Dataset excerpt:
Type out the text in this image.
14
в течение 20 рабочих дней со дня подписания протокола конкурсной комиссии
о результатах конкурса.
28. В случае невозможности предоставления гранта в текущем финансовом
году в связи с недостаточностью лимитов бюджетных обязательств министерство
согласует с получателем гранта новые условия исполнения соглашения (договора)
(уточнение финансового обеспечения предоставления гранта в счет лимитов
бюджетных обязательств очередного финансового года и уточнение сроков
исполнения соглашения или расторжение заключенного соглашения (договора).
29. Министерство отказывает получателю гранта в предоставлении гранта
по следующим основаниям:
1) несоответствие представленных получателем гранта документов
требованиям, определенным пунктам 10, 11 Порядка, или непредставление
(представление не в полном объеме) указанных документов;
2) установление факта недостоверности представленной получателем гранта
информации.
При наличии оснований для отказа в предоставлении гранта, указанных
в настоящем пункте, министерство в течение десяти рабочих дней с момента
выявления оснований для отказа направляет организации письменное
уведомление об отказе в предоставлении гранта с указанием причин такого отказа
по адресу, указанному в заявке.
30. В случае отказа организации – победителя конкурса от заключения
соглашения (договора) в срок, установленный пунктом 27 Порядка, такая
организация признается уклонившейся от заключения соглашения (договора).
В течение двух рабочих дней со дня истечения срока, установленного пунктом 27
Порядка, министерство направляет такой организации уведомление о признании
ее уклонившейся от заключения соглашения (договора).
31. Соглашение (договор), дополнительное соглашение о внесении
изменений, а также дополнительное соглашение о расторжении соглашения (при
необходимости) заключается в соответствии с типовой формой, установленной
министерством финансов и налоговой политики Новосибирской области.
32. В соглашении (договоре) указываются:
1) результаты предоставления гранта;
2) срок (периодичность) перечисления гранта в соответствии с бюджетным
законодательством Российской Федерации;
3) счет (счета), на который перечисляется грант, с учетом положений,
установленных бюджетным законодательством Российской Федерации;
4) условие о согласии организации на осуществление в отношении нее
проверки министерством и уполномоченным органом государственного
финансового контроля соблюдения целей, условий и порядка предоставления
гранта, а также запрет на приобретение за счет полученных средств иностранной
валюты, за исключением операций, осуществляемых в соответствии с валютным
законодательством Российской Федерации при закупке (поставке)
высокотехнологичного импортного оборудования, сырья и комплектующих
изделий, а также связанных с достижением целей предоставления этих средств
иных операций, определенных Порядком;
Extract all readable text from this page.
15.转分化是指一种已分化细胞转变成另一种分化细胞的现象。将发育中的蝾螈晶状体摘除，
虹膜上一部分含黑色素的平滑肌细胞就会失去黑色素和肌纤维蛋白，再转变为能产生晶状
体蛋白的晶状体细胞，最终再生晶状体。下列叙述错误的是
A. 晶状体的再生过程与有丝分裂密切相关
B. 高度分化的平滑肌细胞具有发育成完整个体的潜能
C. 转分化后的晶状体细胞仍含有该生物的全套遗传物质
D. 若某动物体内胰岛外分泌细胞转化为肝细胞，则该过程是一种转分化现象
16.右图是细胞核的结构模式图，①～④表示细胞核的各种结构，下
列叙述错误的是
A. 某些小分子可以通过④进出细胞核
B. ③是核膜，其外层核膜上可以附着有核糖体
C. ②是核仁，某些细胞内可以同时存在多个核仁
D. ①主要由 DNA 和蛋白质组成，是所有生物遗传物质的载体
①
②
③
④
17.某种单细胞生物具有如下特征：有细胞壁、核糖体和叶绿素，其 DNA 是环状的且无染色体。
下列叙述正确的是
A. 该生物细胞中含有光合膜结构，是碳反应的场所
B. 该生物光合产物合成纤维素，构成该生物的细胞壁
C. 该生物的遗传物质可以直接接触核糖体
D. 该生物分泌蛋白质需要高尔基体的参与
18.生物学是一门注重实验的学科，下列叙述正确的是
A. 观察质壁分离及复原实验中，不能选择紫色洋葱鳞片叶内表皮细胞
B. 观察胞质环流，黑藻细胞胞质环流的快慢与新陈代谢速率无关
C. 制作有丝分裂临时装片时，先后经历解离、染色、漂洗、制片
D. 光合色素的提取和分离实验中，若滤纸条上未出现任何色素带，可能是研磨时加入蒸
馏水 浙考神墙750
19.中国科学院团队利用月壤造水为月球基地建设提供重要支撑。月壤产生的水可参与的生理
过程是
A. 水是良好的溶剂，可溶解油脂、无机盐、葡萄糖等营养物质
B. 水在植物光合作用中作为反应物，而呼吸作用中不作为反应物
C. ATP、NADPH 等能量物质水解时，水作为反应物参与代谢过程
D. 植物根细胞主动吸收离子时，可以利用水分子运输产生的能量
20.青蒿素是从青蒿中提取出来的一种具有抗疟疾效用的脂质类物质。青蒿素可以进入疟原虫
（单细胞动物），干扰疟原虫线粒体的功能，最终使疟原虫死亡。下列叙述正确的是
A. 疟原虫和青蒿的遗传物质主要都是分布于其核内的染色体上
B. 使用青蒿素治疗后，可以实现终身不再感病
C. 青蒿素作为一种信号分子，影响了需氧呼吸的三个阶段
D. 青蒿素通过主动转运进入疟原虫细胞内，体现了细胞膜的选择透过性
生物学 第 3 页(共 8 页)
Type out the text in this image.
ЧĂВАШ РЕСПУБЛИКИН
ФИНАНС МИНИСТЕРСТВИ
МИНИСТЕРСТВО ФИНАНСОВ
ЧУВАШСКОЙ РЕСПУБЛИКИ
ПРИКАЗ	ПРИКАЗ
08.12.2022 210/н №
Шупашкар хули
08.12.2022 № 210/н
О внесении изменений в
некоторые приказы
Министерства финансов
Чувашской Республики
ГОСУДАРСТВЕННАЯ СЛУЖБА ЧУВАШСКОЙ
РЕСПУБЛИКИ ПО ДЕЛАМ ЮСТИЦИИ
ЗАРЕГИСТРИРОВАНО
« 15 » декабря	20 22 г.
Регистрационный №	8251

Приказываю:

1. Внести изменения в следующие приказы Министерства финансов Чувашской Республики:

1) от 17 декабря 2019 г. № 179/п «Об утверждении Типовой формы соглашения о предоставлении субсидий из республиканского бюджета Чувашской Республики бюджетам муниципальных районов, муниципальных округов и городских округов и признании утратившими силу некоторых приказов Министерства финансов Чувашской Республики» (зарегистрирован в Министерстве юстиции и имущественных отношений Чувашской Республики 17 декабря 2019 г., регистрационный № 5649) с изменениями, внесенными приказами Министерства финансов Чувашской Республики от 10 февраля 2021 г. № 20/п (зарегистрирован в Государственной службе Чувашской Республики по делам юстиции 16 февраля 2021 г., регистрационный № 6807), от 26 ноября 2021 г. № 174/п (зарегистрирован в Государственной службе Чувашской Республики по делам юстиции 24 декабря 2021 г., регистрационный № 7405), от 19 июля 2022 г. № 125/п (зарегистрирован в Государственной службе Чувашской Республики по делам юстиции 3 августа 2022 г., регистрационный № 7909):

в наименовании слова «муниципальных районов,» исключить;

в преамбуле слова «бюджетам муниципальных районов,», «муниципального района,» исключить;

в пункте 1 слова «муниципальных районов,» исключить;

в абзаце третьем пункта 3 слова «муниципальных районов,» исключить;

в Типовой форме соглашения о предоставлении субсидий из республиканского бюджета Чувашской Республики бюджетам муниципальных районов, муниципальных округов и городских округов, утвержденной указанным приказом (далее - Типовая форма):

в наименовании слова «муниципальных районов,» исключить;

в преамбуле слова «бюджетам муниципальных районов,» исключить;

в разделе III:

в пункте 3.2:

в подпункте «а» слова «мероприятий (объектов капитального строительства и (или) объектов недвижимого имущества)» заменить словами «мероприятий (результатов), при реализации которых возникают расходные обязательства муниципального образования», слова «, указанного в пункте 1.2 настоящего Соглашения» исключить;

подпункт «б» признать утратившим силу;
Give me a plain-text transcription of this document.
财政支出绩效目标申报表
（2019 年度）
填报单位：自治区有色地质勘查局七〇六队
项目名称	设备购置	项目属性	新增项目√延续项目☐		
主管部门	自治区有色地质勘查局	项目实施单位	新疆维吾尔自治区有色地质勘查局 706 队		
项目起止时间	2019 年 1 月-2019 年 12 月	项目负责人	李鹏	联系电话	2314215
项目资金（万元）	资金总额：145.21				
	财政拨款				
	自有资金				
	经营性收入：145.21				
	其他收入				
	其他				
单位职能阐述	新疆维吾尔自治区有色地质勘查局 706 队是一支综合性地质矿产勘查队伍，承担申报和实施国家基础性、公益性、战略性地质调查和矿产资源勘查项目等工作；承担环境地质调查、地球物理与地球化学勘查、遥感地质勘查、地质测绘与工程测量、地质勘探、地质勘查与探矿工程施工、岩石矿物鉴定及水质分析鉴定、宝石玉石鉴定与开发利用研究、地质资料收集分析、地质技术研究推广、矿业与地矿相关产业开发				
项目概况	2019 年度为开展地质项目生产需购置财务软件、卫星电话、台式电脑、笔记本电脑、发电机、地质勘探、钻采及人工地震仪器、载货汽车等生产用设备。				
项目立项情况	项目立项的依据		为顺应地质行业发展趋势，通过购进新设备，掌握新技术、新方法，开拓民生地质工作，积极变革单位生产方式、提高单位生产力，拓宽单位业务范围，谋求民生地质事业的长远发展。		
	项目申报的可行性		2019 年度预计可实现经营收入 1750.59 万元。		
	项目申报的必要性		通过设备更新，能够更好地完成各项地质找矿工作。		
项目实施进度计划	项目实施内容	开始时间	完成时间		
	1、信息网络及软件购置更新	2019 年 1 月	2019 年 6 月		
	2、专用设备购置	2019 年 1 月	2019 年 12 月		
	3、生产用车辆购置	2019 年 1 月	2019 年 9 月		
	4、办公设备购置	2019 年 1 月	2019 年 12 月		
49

## TASK TO COMPLETE
The word "уведомление" may appear on some lines of these records; state how many such lines there are, and nothing else.

## RESPONSE
2